▸ GOAL:
Copy out the lines word for word, from the line containing "- nav-item-surveys[interactable]: Surveys: [1236, 40, 1343, 66]" down through the line containing "- stat-card-total-posts: Total", both included, and no others.

▸ INPUT FOR THIS TASK:
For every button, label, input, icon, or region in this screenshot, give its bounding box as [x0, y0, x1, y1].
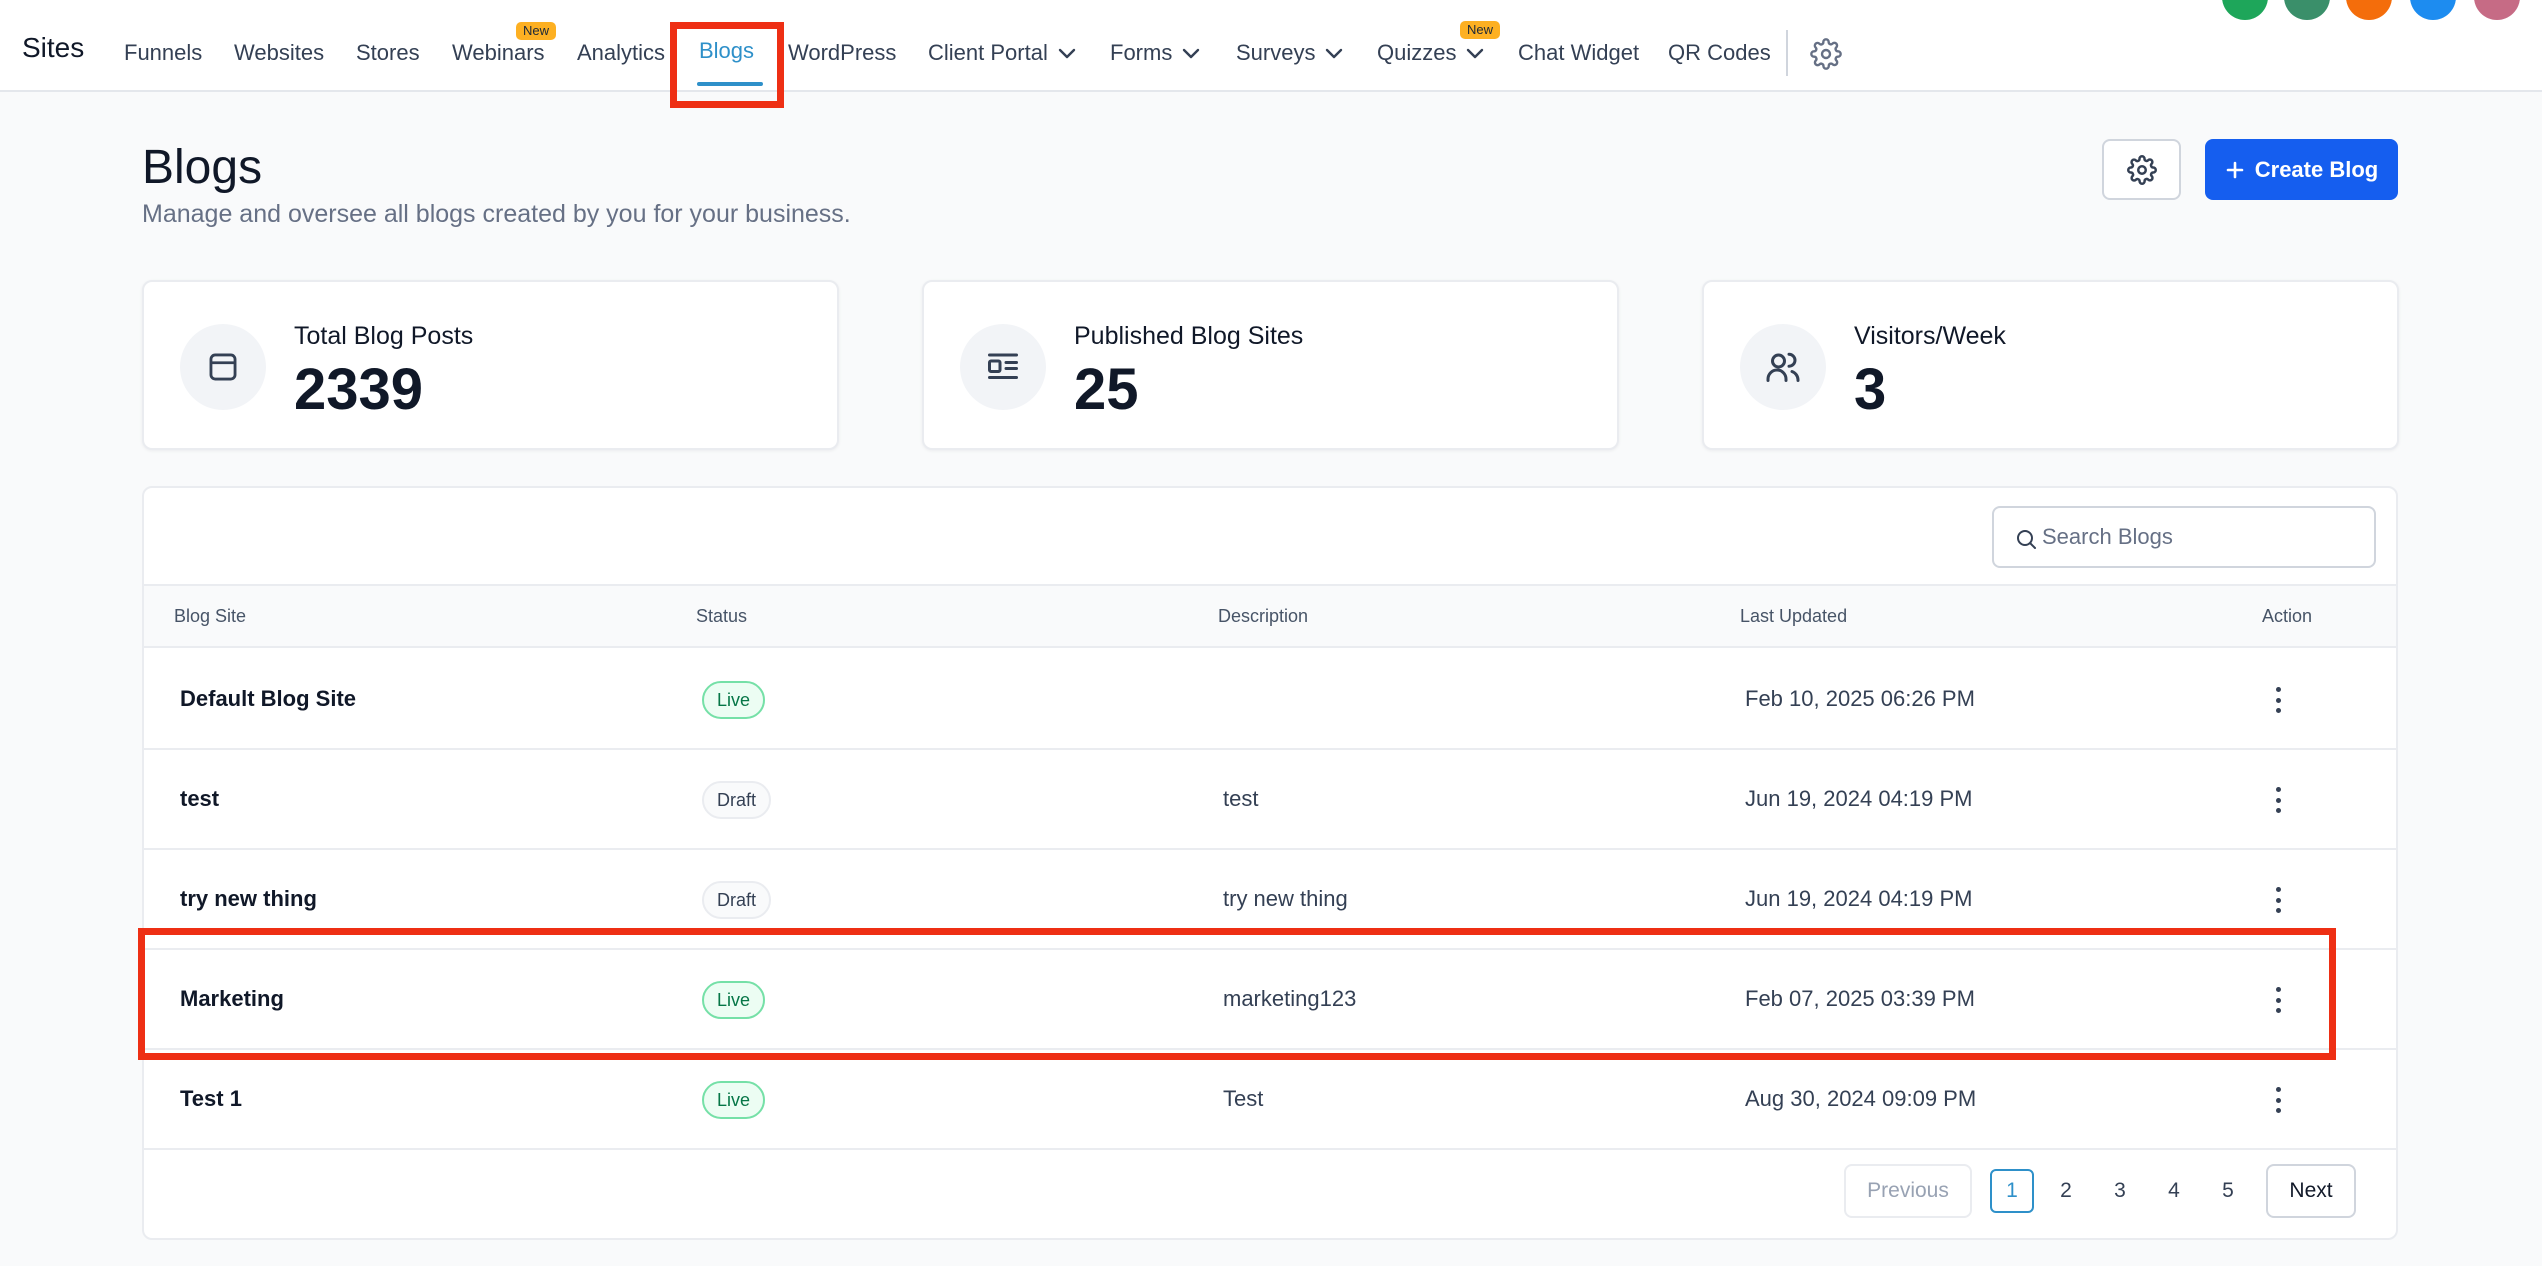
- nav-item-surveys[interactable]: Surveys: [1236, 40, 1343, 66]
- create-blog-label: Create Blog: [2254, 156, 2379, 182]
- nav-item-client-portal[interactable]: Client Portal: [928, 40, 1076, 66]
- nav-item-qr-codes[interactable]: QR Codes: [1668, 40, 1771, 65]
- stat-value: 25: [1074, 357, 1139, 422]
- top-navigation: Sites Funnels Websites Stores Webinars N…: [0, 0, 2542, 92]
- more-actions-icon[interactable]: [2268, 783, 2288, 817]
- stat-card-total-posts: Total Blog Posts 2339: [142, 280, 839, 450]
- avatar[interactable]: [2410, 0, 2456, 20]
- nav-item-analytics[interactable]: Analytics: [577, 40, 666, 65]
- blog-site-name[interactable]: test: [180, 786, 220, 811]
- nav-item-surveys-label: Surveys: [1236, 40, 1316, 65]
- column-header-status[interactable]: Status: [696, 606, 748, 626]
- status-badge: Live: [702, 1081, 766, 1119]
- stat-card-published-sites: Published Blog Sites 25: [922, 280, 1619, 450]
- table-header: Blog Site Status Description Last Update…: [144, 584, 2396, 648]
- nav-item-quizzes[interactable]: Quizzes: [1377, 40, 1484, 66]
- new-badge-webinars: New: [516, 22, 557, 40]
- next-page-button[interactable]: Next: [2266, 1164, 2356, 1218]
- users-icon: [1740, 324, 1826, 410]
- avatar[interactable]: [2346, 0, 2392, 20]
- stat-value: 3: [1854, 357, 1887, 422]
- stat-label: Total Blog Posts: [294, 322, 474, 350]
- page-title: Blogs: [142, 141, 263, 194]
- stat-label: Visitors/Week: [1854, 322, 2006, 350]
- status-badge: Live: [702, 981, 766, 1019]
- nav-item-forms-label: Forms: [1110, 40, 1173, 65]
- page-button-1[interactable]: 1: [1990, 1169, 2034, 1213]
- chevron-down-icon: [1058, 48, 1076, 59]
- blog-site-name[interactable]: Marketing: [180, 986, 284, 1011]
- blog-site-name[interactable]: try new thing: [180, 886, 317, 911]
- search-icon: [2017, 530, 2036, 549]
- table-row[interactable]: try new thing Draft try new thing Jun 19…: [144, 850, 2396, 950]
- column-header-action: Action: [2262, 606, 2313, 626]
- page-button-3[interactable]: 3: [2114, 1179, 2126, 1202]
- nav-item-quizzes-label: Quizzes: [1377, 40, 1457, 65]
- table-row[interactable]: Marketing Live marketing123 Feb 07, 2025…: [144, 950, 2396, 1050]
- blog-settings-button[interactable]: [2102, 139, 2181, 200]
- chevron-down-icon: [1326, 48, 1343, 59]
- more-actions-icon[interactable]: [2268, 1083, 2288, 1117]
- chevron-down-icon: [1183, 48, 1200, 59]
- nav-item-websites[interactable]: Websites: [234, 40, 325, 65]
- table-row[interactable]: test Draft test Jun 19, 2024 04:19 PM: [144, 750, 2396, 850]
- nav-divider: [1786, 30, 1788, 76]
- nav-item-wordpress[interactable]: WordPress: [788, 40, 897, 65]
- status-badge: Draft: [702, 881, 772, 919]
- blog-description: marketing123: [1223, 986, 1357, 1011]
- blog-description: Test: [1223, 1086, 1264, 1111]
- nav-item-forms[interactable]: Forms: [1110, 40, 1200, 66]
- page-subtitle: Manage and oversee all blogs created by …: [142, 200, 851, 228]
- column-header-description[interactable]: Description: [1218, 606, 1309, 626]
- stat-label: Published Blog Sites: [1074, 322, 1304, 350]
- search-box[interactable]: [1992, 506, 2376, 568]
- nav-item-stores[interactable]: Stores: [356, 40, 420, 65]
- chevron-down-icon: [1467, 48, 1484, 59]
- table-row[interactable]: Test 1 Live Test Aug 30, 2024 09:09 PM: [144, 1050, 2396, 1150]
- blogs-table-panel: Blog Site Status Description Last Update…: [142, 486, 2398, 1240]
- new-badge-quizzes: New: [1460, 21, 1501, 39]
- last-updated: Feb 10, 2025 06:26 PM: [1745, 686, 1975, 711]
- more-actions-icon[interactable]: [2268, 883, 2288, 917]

▸ THE SOLUTION:
- nav-item-surveys[interactable]: Surveys: [1236, 40, 1343, 66]
- create-blog-label: Create Blog: [2254, 156, 2379, 182]
- nav-item-client-portal[interactable]: Client Portal: [928, 40, 1076, 66]
- nav-item-qr-codes[interactable]: QR Codes: [1668, 40, 1771, 65]
- stat-value: 25: [1074, 357, 1139, 422]
- top-navigation: Sites Funnels Websites Stores Webinars N…: [0, 0, 2542, 92]
- more-actions-icon[interactable]: [2268, 783, 2288, 817]
- stat-card-total-posts: Total Blog Posts 2339: [142, 280, 839, 450]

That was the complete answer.